Dataset items:
######
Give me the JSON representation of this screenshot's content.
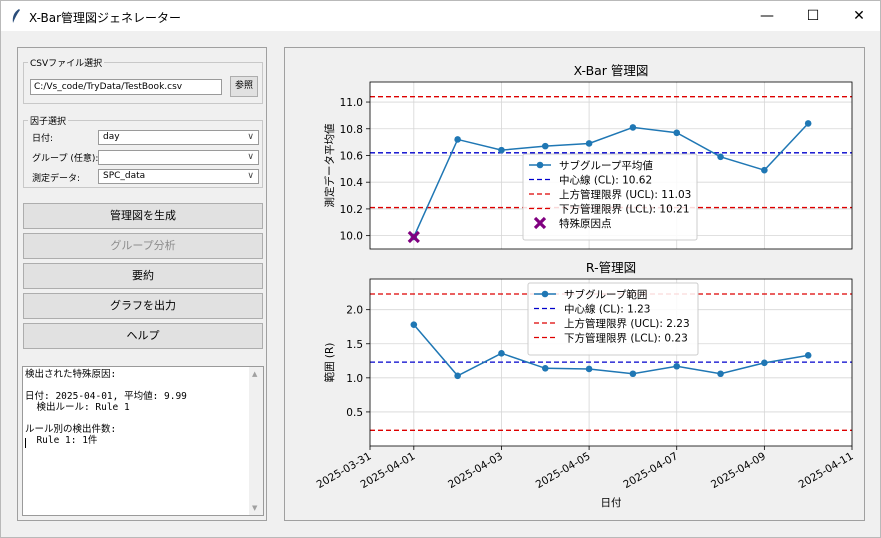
{
  "window": {
    "title": "X-Bar管理図ジェネレーター",
    "minimize": "—",
    "maximize": "☐",
    "close": "✕"
  },
  "csv": {
    "group_label": "CSVファイル選択",
    "path": "C:/Vs_code/TryData/TestBook.csv",
    "browse_label": "参照"
  },
  "factors": {
    "group_label": "因子選択",
    "date_label": "日付:",
    "date_value": "day",
    "group_field_label": "グループ (任意):",
    "group_value": "",
    "measure_label": "測定データ:",
    "measure_value": "SPC_data"
  },
  "buttons": {
    "generate": "管理図を生成",
    "group_analysis": "グループ分析",
    "summary": "要約",
    "export": "グラフを出力",
    "help": "ヘルプ"
  },
  "log": {
    "text": "検出された特殊原因:\n\n日付: 2025-04-01, 平均値: 9.99\n  検出ルール: Rule 1\n\nルール別の検出件数:\n  Rule 1: 1件"
  },
  "chart_data": [
    {
      "type": "line",
      "title": "X-Bar 管理図",
      "xlabel": "",
      "ylabel": "測定データ平均値",
      "x": [
        "2025-04-01",
        "2025-04-02",
        "2025-04-03",
        "2025-04-04",
        "2025-04-05",
        "2025-04-06",
        "2025-04-07",
        "2025-04-08",
        "2025-04-09",
        "2025-04-10"
      ],
      "series": [
        {
          "name": "サブグループ平均値",
          "values": [
            9.99,
            10.72,
            10.64,
            10.67,
            10.69,
            10.81,
            10.77,
            10.59,
            10.49,
            10.84
          ],
          "color": "#1f77b4"
        }
      ],
      "limits": [
        {
          "name": "中心線 (CL): 10.62",
          "value": 10.62,
          "color": "#0000cc"
        },
        {
          "name": "上方管理限界 (UCL): 11.03",
          "value": 11.04,
          "color": "#dd0000"
        },
        {
          "name": "下方管理限界 (LCL): 10.21",
          "value": 10.21,
          "color": "#dd0000"
        }
      ],
      "special_points": {
        "name": "特殊原因点",
        "x": [
          "2025-04-01"
        ],
        "values": [
          9.99
        ],
        "color": "#800080"
      },
      "ylim": [
        9.9,
        11.15
      ],
      "yticks": [
        "10.0",
        "10.2",
        "10.4",
        "10.6",
        "10.8",
        "11.0"
      ],
      "grid": true,
      "legend": "center"
    },
    {
      "type": "line",
      "title": "R-管理図",
      "xlabel": "日付",
      "ylabel": "範囲 (R)",
      "x": [
        "2025-04-01",
        "2025-04-02",
        "2025-04-03",
        "2025-04-04",
        "2025-04-05",
        "2025-04-06",
        "2025-04-07",
        "2025-04-08",
        "2025-04-09",
        "2025-04-10"
      ],
      "series": [
        {
          "name": "サブグループ範囲",
          "values": [
            1.78,
            1.03,
            1.36,
            1.14,
            1.13,
            1.06,
            1.17,
            1.06,
            1.22,
            1.33
          ],
          "color": "#1f77b4"
        }
      ],
      "limits": [
        {
          "name": "中心線 (CL): 1.23",
          "value": 1.23,
          "color": "#0000cc"
        },
        {
          "name": "上方管理限界 (UCL): 2.23",
          "value": 2.23,
          "color": "#dd0000"
        },
        {
          "name": "下方管理限界 (LCL): 0.23",
          "value": 0.23,
          "color": "#dd0000"
        }
      ],
      "ylim": [
        0.0,
        2.45
      ],
      "yticks": [
        "0.5",
        "1.0",
        "1.5",
        "2.0"
      ],
      "xticks": [
        "2025-03-31",
        "2025-04-01",
        "2025-04-03",
        "2025-04-05",
        "2025-04-07",
        "2025-04-09",
        "2025-04-11"
      ],
      "grid": true,
      "legend": "top-center"
    }
  ]
}
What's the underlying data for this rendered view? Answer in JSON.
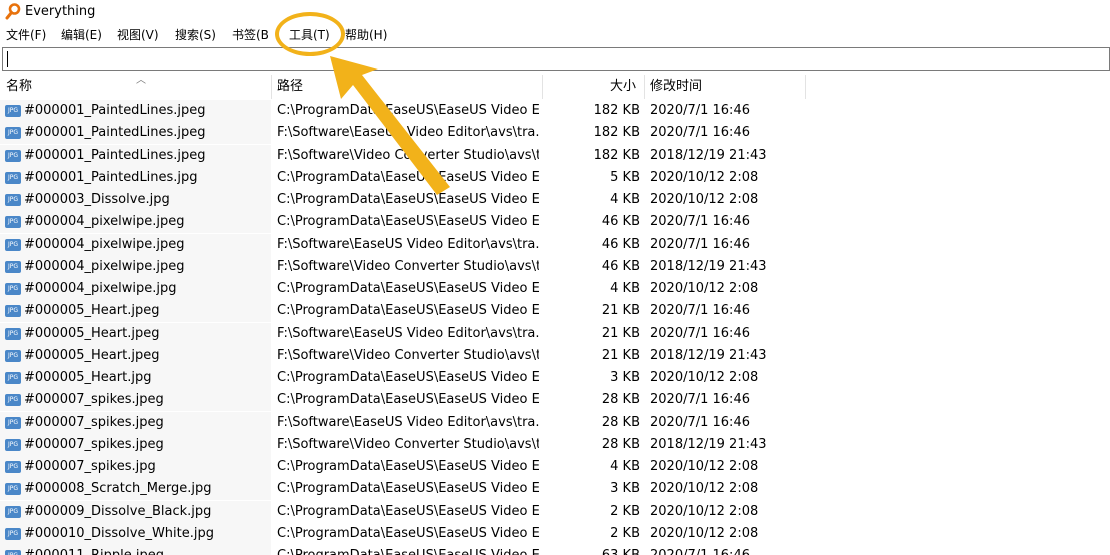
{
  "app": {
    "title": "Everything"
  },
  "menu": {
    "file": "文件(F)",
    "edit": "编辑(E)",
    "view": "视图(V)",
    "search": "搜索(S)",
    "bookmarks": "书签(B",
    "tools": "工具(T)",
    "help": "帮助(H)"
  },
  "search": {
    "value": ""
  },
  "columns": {
    "name": "名称",
    "path": "路径",
    "size": "大小",
    "modified": "修改时间"
  },
  "file_icon_label": "JPG",
  "rows": [
    {
      "name": "#000001_PaintedLines.jpeg",
      "path": "C:\\ProgramData\\EaseUS\\EaseUS Video E...",
      "size": "182 KB",
      "modified": "2020/7/1 16:46"
    },
    {
      "name": "#000001_PaintedLines.jpeg",
      "path": "F:\\Software\\EaseUS Video Editor\\avs\\tra...",
      "size": "182 KB",
      "modified": "2020/7/1 16:46"
    },
    {
      "name": "#000001_PaintedLines.jpeg",
      "path": "F:\\Software\\Video Converter Studio\\avs\\t...",
      "size": "182 KB",
      "modified": "2018/12/19 21:43"
    },
    {
      "name": "#000001_PaintedLines.jpg",
      "path": "C:\\ProgramData\\EaseUS\\EaseUS Video E...",
      "size": "5 KB",
      "modified": "2020/10/12 2:08"
    },
    {
      "name": "#000003_Dissolve.jpg",
      "path": "C:\\ProgramData\\EaseUS\\EaseUS Video E...",
      "size": "4 KB",
      "modified": "2020/10/12 2:08"
    },
    {
      "name": "#000004_pixelwipe.jpeg",
      "path": "C:\\ProgramData\\EaseUS\\EaseUS Video E...",
      "size": "46 KB",
      "modified": "2020/7/1 16:46"
    },
    {
      "name": "#000004_pixelwipe.jpeg",
      "path": "F:\\Software\\EaseUS Video Editor\\avs\\tra...",
      "size": "46 KB",
      "modified": "2020/7/1 16:46"
    },
    {
      "name": "#000004_pixelwipe.jpeg",
      "path": "F:\\Software\\Video Converter Studio\\avs\\t...",
      "size": "46 KB",
      "modified": "2018/12/19 21:43"
    },
    {
      "name": "#000004_pixelwipe.jpg",
      "path": "C:\\ProgramData\\EaseUS\\EaseUS Video E...",
      "size": "4 KB",
      "modified": "2020/10/12 2:08"
    },
    {
      "name": "#000005_Heart.jpeg",
      "path": "C:\\ProgramData\\EaseUS\\EaseUS Video E...",
      "size": "21 KB",
      "modified": "2020/7/1 16:46"
    },
    {
      "name": "#000005_Heart.jpeg",
      "path": "F:\\Software\\EaseUS Video Editor\\avs\\tra...",
      "size": "21 KB",
      "modified": "2020/7/1 16:46"
    },
    {
      "name": "#000005_Heart.jpeg",
      "path": "F:\\Software\\Video Converter Studio\\avs\\t...",
      "size": "21 KB",
      "modified": "2018/12/19 21:43"
    },
    {
      "name": "#000005_Heart.jpg",
      "path": "C:\\ProgramData\\EaseUS\\EaseUS Video E...",
      "size": "3 KB",
      "modified": "2020/10/12 2:08"
    },
    {
      "name": "#000007_spikes.jpeg",
      "path": "C:\\ProgramData\\EaseUS\\EaseUS Video E...",
      "size": "28 KB",
      "modified": "2020/7/1 16:46"
    },
    {
      "name": "#000007_spikes.jpeg",
      "path": "F:\\Software\\EaseUS Video Editor\\avs\\tra...",
      "size": "28 KB",
      "modified": "2020/7/1 16:46"
    },
    {
      "name": "#000007_spikes.jpeg",
      "path": "F:\\Software\\Video Converter Studio\\avs\\t...",
      "size": "28 KB",
      "modified": "2018/12/19 21:43"
    },
    {
      "name": "#000007_spikes.jpg",
      "path": "C:\\ProgramData\\EaseUS\\EaseUS Video E...",
      "size": "4 KB",
      "modified": "2020/10/12 2:08"
    },
    {
      "name": "#000008_Scratch_Merge.jpg",
      "path": "C:\\ProgramData\\EaseUS\\EaseUS Video E...",
      "size": "3 KB",
      "modified": "2020/10/12 2:08"
    },
    {
      "name": "#000009_Dissolve_Black.jpg",
      "path": "C:\\ProgramData\\EaseUS\\EaseUS Video E...",
      "size": "2 KB",
      "modified": "2020/10/12 2:08"
    },
    {
      "name": "#000010_Dissolve_White.jpg",
      "path": "C:\\ProgramData\\EaseUS\\EaseUS Video E...",
      "size": "2 KB",
      "modified": "2020/10/12 2:08"
    },
    {
      "name": "#000011_Ripple.jpeg",
      "path": "C:\\ProgramData\\EaseUS\\EaseUS Video E...",
      "size": "63 KB",
      "modified": "2020/7/1 16:46"
    }
  ],
  "colors": {
    "annotation": "#f2b21a",
    "file_icon": "#4a87c8",
    "name_column_bg": "#f7f7f7"
  }
}
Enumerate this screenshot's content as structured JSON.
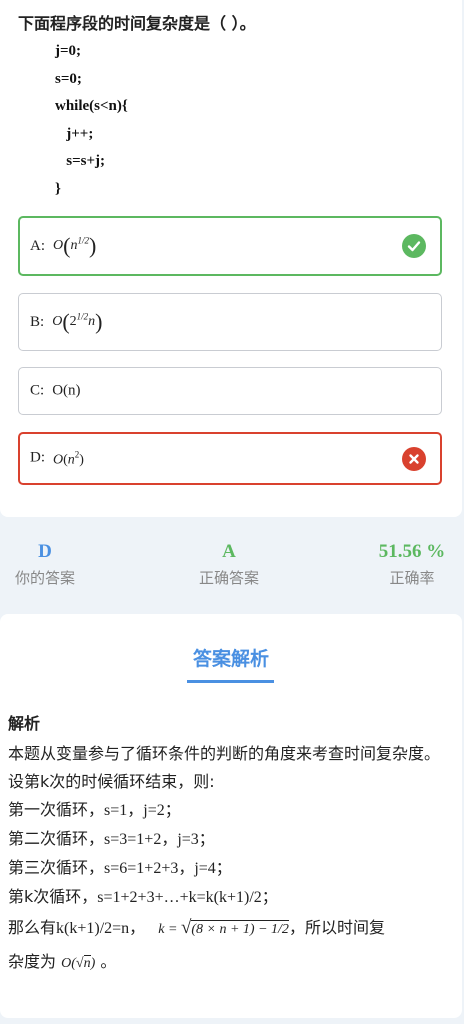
{
  "question": {
    "title": "下面程序段的时间复杂度是（ ）。",
    "code": [
      "j=0;",
      "s=0;",
      "while(s<n){",
      "   j++;",
      "   s=s+j;",
      "}"
    ]
  },
  "options": [
    {
      "label": "A:",
      "big_o": "O",
      "base": "n",
      "exp": "1/2",
      "status": "correct",
      "icon": "check-icon",
      "color": "#5cb860"
    },
    {
      "label": "B:",
      "big_o": "O",
      "base": "2",
      "exp": "1/2",
      "suffix": "n",
      "status": "normal"
    },
    {
      "label": "C:",
      "text": "O(n)",
      "status": "normal"
    },
    {
      "label": "D:",
      "big_o": "O",
      "base": "n",
      "exp": "2",
      "status": "wrong",
      "icon": "x-icon",
      "color": "#d9412e"
    }
  ],
  "stats": {
    "your_answer": "D",
    "your_answer_label": "你的答案",
    "correct_answer": "A",
    "correct_answer_label": "正确答案",
    "rate": "51.56 %",
    "rate_label": "正确率"
  },
  "explanation": {
    "heading": "答案解析",
    "subheading": "解析",
    "p1": "本题从变量参与了循环条件的判断的角度来考查时间复杂度。",
    "p2": "设第k次的时候循环结束，则:",
    "p3a": "第一次循环，",
    "p3b": "s=1，j=2；",
    "p4a": "第二次循环，",
    "p4b": "s=3=1+2，j=3；",
    "p5a": "第三次循环，",
    "p5b": "s=6=1+2+3，j=4；",
    "p6a": "第k次循环，",
    "p6b": "s=1+2+3+…+k=k(k+1)/2；",
    "p7a": "那么有",
    "p7b": "k(k+1)/2=n，",
    "formula_lhs": "k =",
    "formula_rad": "(8 × n + 1) − 1/2",
    "p7c": "，所以时间复",
    "p8a": "杂度为",
    "p8_o": "O(",
    "p8_rad": "n",
    "p8_close": ")",
    "p8b": "。"
  },
  "colors": {
    "accent": "#4a90e2",
    "correct": "#5cb860",
    "wrong": "#d9412e"
  }
}
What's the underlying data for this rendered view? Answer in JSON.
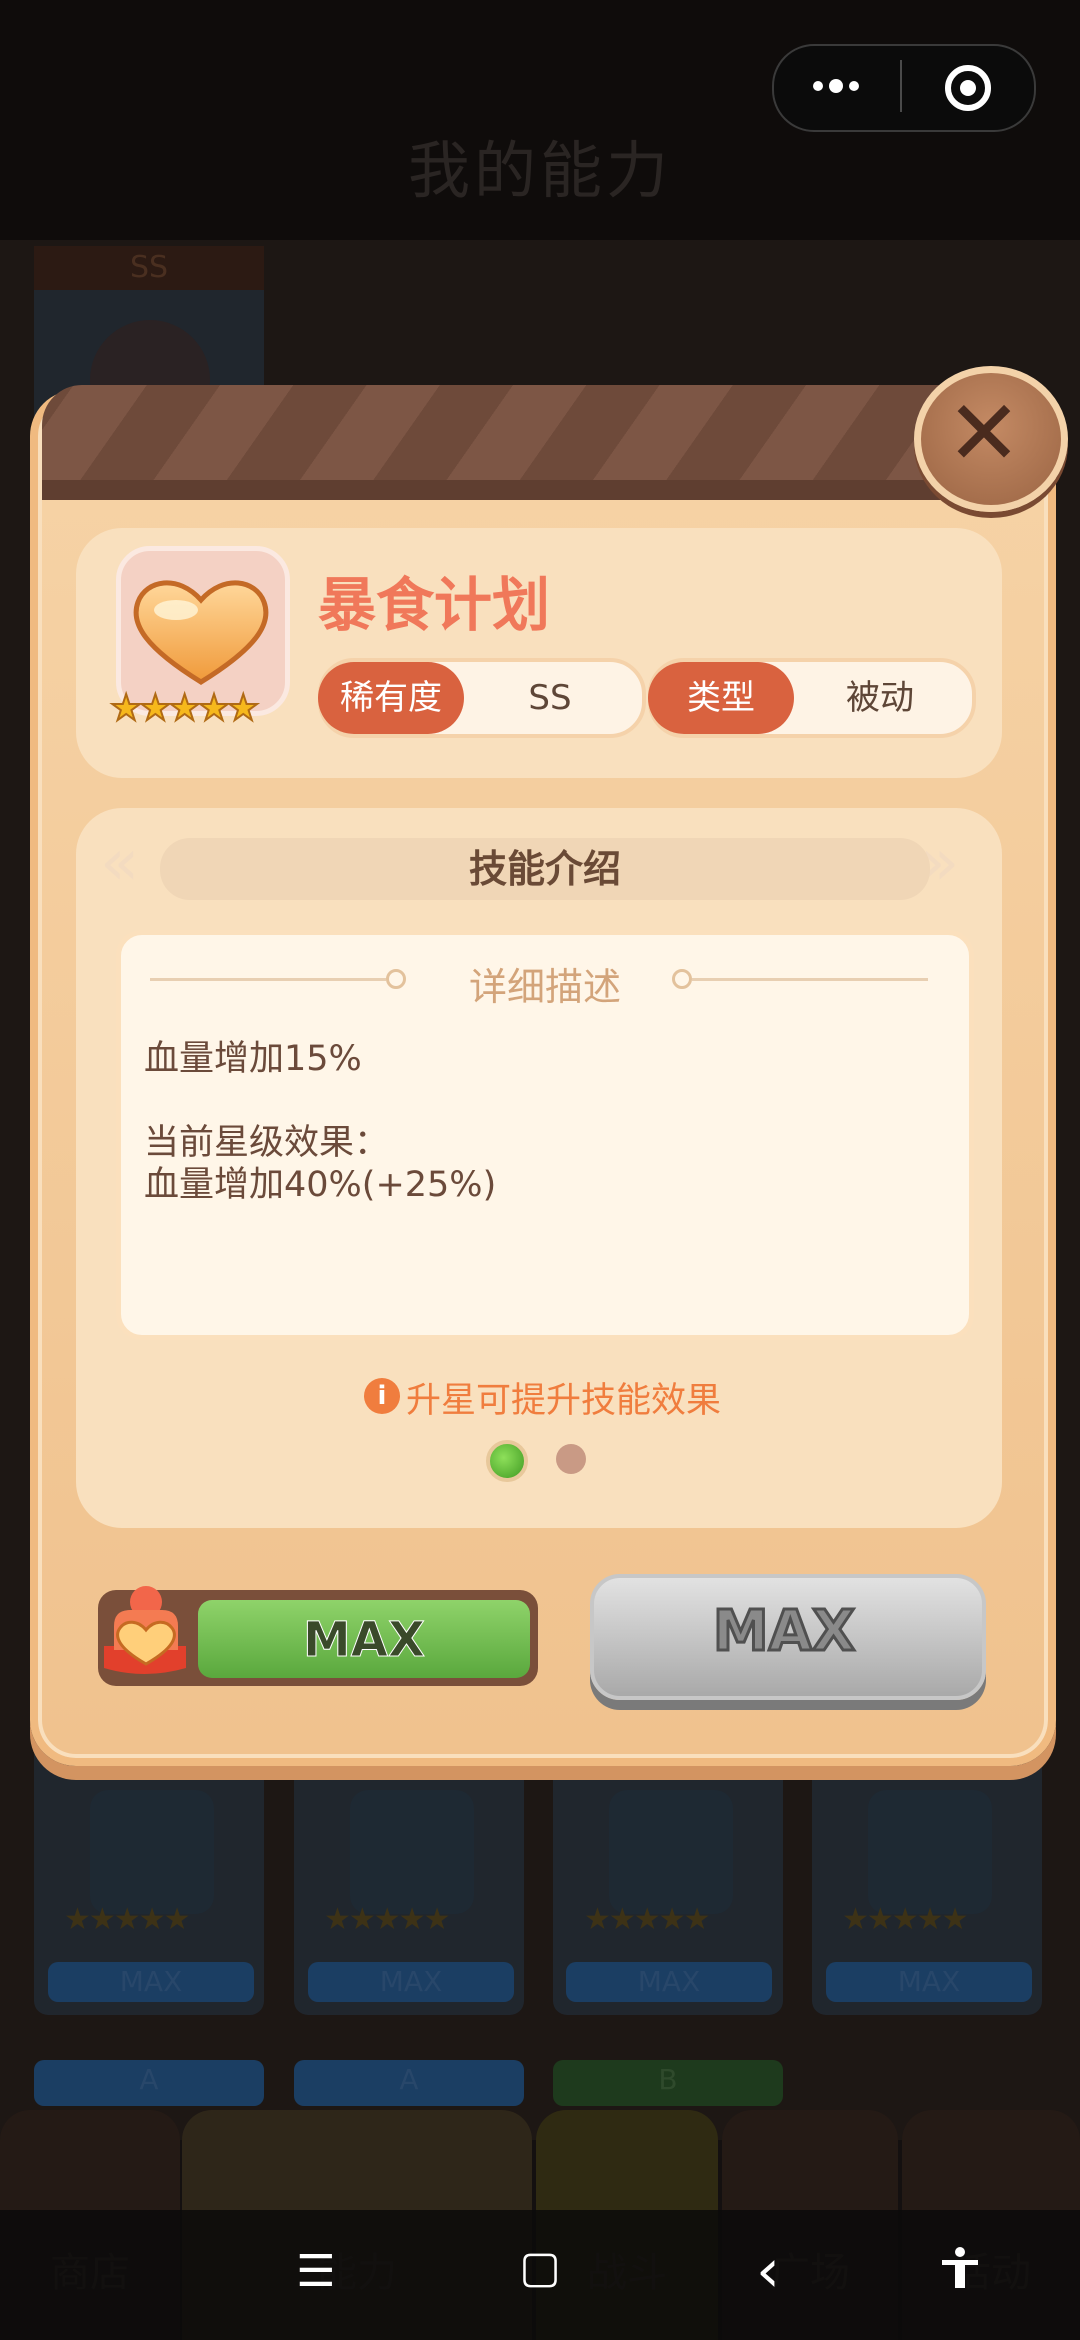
{
  "background": {
    "page_title": "我的能力",
    "rarity_top": "SS",
    "cards_row": [
      {
        "max_label": "MAX",
        "stars": "★★★★★"
      },
      {
        "max_label": "MAX",
        "stars": "★★★★★"
      },
      {
        "max_label": "MAX",
        "stars": "★★★★★"
      },
      {
        "max_label": "MAX",
        "stars": "★★★★★"
      }
    ],
    "rarity_row": [
      "A",
      "A",
      "B"
    ],
    "tabs": [
      "商店",
      "能力",
      "战斗",
      "广场",
      "活动"
    ]
  },
  "modal": {
    "skill": {
      "name": "暴食计划",
      "stars": "★★★★★",
      "rarity_key": "稀有度",
      "rarity_value": "SS",
      "type_key": "类型",
      "type_value": "被动"
    },
    "section_title": "技能介绍",
    "detail_title": "详细描述",
    "description_lines": [
      "血量增加15%",
      "",
      "当前星级效果：",
      "血量增加40%(+25%)"
    ],
    "tip": "升星可提升技能效果",
    "tip_icon": "i",
    "pager": {
      "current": 1,
      "total": 2
    },
    "buttons": {
      "upgrade_label": "MAX",
      "second_label": "MAX"
    }
  },
  "icons": {
    "close": "close-icon",
    "skill": "heart-icon",
    "menu": "more-dots-icon",
    "target": "target-icon"
  },
  "system_nav": {
    "menu": "☰",
    "home": "▢",
    "back": "‹",
    "accessibility": "accessibility-icon"
  },
  "colors": {
    "accent": "#d9623f",
    "name": "#f0785a",
    "tip": "#f07d3e",
    "green_button": "#6fbf4b"
  }
}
######
How many of the lines above hold "content"? Answer with only the number.

2